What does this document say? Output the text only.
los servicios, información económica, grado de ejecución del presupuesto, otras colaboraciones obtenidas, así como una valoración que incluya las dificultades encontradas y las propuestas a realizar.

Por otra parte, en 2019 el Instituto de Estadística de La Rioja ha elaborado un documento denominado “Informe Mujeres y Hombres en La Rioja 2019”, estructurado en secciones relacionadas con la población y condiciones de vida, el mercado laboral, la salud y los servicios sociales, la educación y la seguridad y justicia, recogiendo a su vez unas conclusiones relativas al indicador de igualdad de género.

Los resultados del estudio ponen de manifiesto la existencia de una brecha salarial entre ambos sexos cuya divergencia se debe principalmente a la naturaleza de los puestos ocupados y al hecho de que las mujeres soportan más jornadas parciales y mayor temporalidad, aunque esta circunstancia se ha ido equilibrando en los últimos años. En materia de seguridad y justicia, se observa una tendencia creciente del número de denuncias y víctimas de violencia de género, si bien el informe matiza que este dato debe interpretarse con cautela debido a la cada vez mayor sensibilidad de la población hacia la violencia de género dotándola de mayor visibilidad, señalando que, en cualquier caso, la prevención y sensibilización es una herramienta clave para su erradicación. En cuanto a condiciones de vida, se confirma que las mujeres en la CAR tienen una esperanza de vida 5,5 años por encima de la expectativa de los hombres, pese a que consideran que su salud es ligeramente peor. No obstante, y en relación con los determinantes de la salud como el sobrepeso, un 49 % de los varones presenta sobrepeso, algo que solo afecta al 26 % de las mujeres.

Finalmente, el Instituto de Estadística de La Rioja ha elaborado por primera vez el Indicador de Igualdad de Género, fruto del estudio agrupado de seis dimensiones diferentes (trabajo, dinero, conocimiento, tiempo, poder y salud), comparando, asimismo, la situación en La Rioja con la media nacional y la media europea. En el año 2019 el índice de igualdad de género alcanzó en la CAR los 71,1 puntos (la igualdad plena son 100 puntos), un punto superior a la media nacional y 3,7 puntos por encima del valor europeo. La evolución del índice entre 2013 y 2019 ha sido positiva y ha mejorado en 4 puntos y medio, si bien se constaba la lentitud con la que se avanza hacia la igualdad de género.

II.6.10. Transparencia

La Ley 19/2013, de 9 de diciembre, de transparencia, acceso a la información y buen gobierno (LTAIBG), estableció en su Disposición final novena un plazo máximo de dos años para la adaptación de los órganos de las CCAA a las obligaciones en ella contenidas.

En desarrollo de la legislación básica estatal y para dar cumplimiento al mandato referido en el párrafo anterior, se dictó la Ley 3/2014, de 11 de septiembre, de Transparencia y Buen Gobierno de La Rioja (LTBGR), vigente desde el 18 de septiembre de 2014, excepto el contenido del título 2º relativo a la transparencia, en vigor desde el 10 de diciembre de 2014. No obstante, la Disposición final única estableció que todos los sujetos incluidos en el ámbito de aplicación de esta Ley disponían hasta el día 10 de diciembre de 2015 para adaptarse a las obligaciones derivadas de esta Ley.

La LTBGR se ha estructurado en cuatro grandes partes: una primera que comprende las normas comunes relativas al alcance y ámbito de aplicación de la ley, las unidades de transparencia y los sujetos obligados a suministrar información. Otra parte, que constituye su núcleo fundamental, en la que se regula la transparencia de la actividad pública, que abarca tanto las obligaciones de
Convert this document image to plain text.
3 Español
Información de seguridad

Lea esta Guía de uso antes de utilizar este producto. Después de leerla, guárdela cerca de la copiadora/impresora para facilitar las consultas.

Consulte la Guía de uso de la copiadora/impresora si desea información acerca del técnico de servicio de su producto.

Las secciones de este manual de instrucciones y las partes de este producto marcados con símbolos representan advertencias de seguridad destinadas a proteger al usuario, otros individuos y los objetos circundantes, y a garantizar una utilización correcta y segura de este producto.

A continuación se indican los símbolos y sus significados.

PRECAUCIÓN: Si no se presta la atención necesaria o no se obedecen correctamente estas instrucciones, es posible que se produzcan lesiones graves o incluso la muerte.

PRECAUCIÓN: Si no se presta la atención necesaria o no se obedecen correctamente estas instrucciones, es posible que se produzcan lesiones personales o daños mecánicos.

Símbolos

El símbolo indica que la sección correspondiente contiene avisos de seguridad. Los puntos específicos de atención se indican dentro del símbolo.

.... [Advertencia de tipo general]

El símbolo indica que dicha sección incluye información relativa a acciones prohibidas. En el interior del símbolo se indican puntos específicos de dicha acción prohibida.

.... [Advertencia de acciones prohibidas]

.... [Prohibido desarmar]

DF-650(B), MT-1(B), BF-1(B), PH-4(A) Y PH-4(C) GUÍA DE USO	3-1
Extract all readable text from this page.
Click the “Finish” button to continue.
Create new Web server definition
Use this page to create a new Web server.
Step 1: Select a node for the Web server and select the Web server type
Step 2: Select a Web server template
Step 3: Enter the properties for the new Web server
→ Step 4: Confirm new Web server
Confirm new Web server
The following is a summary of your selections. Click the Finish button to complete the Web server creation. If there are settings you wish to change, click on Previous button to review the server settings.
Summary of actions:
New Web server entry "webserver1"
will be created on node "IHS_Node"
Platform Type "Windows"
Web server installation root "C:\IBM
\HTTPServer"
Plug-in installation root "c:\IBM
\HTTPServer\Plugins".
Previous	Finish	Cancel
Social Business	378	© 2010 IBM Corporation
════════
Task to carry out
Set down all of the entries exactly, please.

Exercise answer
What does this document say? Output the text only.
los servicios, información económica, grado de ejecución del presupuesto, otras colaboraciones obtenidas, así como una valoración que incluya las dificultades encontradas y las propuestas a realizar.

Por otra parte, en 2019 el Instituto de Estadística de La Rioja ha elaborado un documento denominado “Informe Mujeres y Hombres en La Rioja 2019”, estructurado en secciones relacionadas con la población y condiciones de vida, el mercado laboral, la salud y los servicios sociales, la educación y la seguridad y justicia, recogiendo a su vez unas conclusiones relativas al indicador de igualdad de género.

Los resultados del estudio ponen de manifiesto la existencia de una brecha salarial entre ambos sexos cuya divergencia se debe principalmente a la naturaleza de los puestos ocupados y al hecho de que las mujeres soportan más jornadas parciales y mayor temporalidad, aunque esta circunstancia se ha ido equilibrando en los últimos años. En materia de seguridad y justicia, se observa una tendencia creciente del número de denuncias y víctimas de violencia de género, si bien el informe matiza que este dato debe interpretarse con cautela debido a la cada vez mayor sensibilidad de la población hacia la violencia de género dotándola de mayor visibilidad, señalando que, en cualquier caso, la prevención y sensibilización es una herramienta clave para su erradicación. En cuanto a condiciones de vida, se confirma que las mujeres en la CAR tienen una esperanza de vida 5,5 años por encima de la expectativa de los hombres, pese a que consideran que su salud es ligeramente peor. No obstante, y en relación con los determinantes de la salud como el sobrepeso, un 49 % de los varones presenta sobrepeso, algo que solo afecta al 26 % de las mujeres.

Finalmente, el Instituto de Estadística de La Rioja ha elaborado por primera vez el Indicador de Igualdad de Género, fruto del estudio agrupado de seis dimensiones diferentes (trabajo, dinero, conocimiento, tiempo, poder y salud), comparando, asimismo, la situación en La Rioja con la media nacional y la media europea. En el año 2019 el índice de igualdad de género alcanzó en la CAR los 71,1 puntos (la igualdad plena son 100 puntos), un punto superior a la media nacional y 3,7 puntos por encima del valor europeo. La evolución del índice entre 2013 y 2019 ha sido positiva y ha mejorado en 4 puntos y medio, si bien se constaba la lentitud con la que se avanza hacia la igualdad de género.

II.6.10. Transparencia

La Ley 19/2013, de 9 de diciembre, de transparencia, acceso a la información y buen gobierno (LTAIBG), estableció en su Disposición final novena un plazo máximo de dos años para la adaptación de los órganos de las CCAA a las obligaciones en ella contenidas.

En desarrollo de la legislación básica estatal y para dar cumplimiento al mandato referido en el párrafo anterior, se dictó la Ley 3/2014, de 11 de septiembre, de Transparencia y Buen Gobierno de La Rioja (LTBGR), vigente desde el 18 de septiembre de 2014, excepto el contenido del título 2º relativo a la transparencia, en vigor desde el 10 de diciembre de 2014. No obstante, la Disposición final única estableció que todos los sujetos incluidos en el ámbito de aplicación de esta Ley disponían hasta el día 10 de diciembre de 2015 para adaptarse a las obligaciones derivadas de esta Ley.

La LTBGR se ha estructurado en cuatro grandes partes: una primera que comprende las normas comunes relativas al alcance y ámbito de aplicación de la ley, las unidades de transparencia y los sujetos obligados a suministrar información. Otra parte, que constituye su núcleo fundamental, en la que se regula la transparencia de la actividad pública, que abarca tanto las obligaciones de
Convert this document image to plain text.
3 Español
Información de seguridad

Lea esta Guía de uso antes de utilizar este producto. Después de leerla, guárdela cerca de la copiadora/impresora para facilitar las consultas.

Consulte la Guía de uso de la copiadora/impresora si desea información acerca del técnico de servicio de su producto.

Las secciones de este manual de instrucciones y las partes de este producto marcados con símbolos representan advertencias de seguridad destinadas a proteger al usuario, otros individuos y los objetos circundantes, y a garantizar una utilización correcta y segura de este producto.

A continuación se indican los símbolos y sus significados.

PRECAUCIÓN: Si no se presta la atención necesaria o no se obedecen correctamente estas instrucciones, es posible que se produzcan lesiones graves o incluso la muerte.

PRECAUCIÓN: Si no se presta la atención necesaria o no se obedecen correctamente estas instrucciones, es posible que se produzcan lesiones personales o daños mecánicos.

Símbolos

El símbolo indica que la sección correspondiente contiene avisos de seguridad. Los puntos específicos de atención se indican dentro del símbolo.

.... [Advertencia de tipo general]

El símbolo indica que dicha sección incluye información relativa a acciones prohibidas. En el interior del símbolo se indican puntos específicos de dicha acción prohibida.

.... [Advertencia de acciones prohibidas]

.... [Prohibido desarmar]

DF-650(B), MT-1(B), BF-1(B), PH-4(A) Y PH-4(C) GUÍA DE USO	3-1
Extract all readable text from this page.
Click the “Finish” button to continue.
Create new Web server definition
Use this page to create a new Web server.
Step 1: Select a node for the Web server and select the Web server type
Step 2: Select a Web server template
Step 3: Enter the properties for the new Web server
→ Step 4: Confirm new Web server
Confirm new Web server
The following is a summary of your selections. Click the Finish button to complete the Web server creation. If there are settings you wish to change, click on Previous button to review the server settings.
Summary of actions:
New Web server entry "webserver1"
will be created on node "IHS_Node"
Platform Type "Windows"
Web server installation root "C:\IBM
\HTTPServer"
Plug-in installation root "c:\IBM
\HTTPServer\Plugins".
Previous	Finish	Cancel
Social Business	378	© 2010 IBM Corporation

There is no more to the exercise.